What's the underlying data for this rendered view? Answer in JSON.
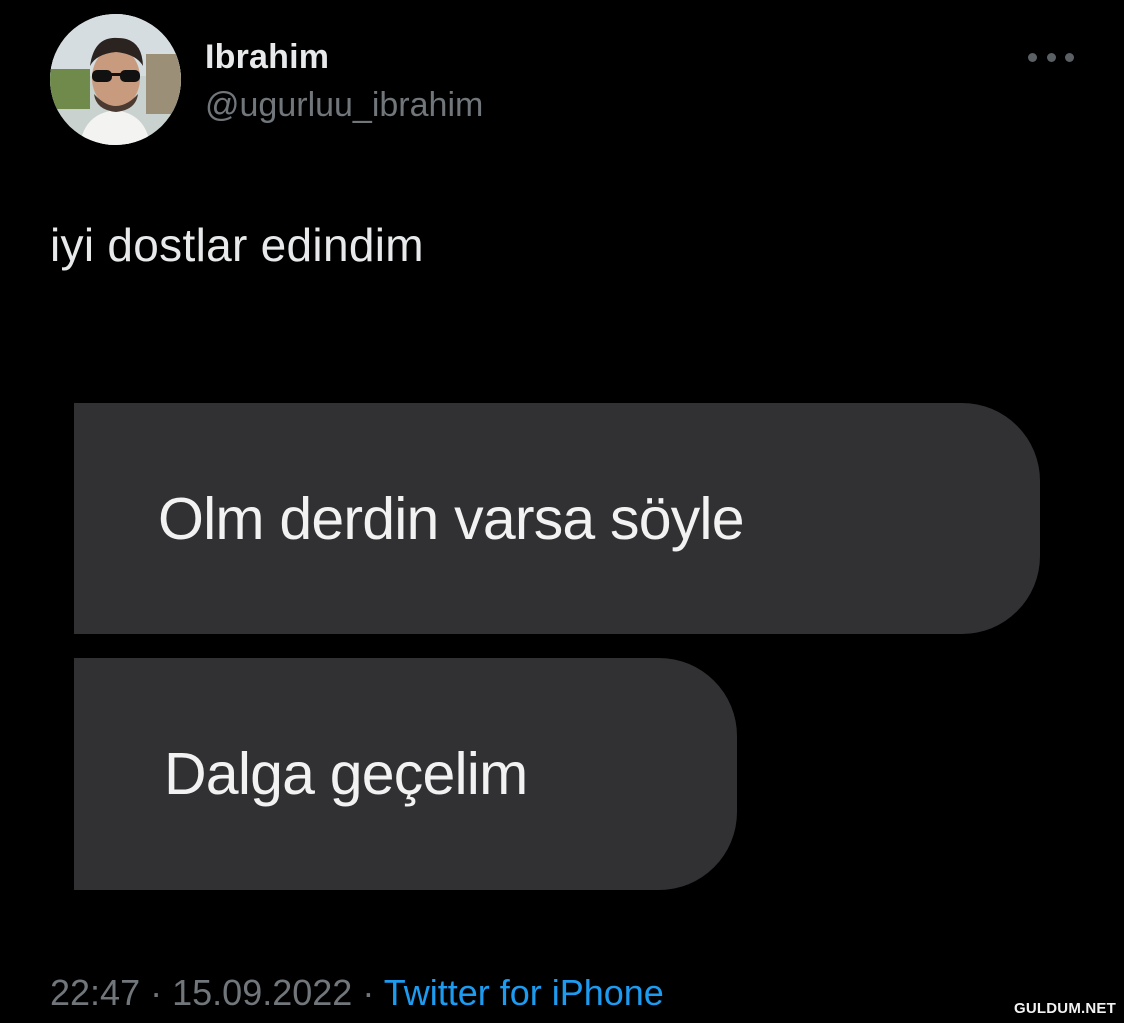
{
  "author": {
    "display_name": "Ibrahim",
    "handle": "@ugurluu_ibrahim"
  },
  "tweet": {
    "text": "iyi dostlar edindim",
    "messages": [
      "Olm derdin varsa söyle",
      "Dalga geçelim"
    ]
  },
  "meta": {
    "time": "22:47",
    "separator": "·",
    "date": "15.09.2022",
    "source": "Twitter for iPhone"
  },
  "watermark": "GULDUM.NET",
  "icons": {
    "more": "more-horizontal-icon"
  },
  "colors": {
    "background": "#000000",
    "primary_text": "#e7e9ea",
    "secondary_text": "#71767b",
    "link": "#1d9bf0",
    "bubble": "#313134"
  }
}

> _WHAT YOU NEED TO DO_: The records above are to be quoted exactly, with all pictures left out.

> _TASK OUTPUT_:
What's the underlying data for this rendered view? Answer in JSON.
{
  "author": {
    "display_name": "Ibrahim",
    "handle": "@ugurluu_ibrahim"
  },
  "tweet": {
    "text": "iyi dostlar edindim",
    "messages": [
      "Olm derdin varsa söyle",
      "Dalga geçelim"
    ]
  },
  "meta": {
    "time": "22:47",
    "separator": "·",
    "date": "15.09.2022",
    "source": "Twitter for iPhone"
  },
  "watermark": "GULDUM.NET",
  "icons": {
    "more": "more-horizontal-icon"
  },
  "colors": {
    "background": "#000000",
    "primary_text": "#e7e9ea",
    "secondary_text": "#71767b",
    "link": "#1d9bf0",
    "bubble": "#313134"
  }
}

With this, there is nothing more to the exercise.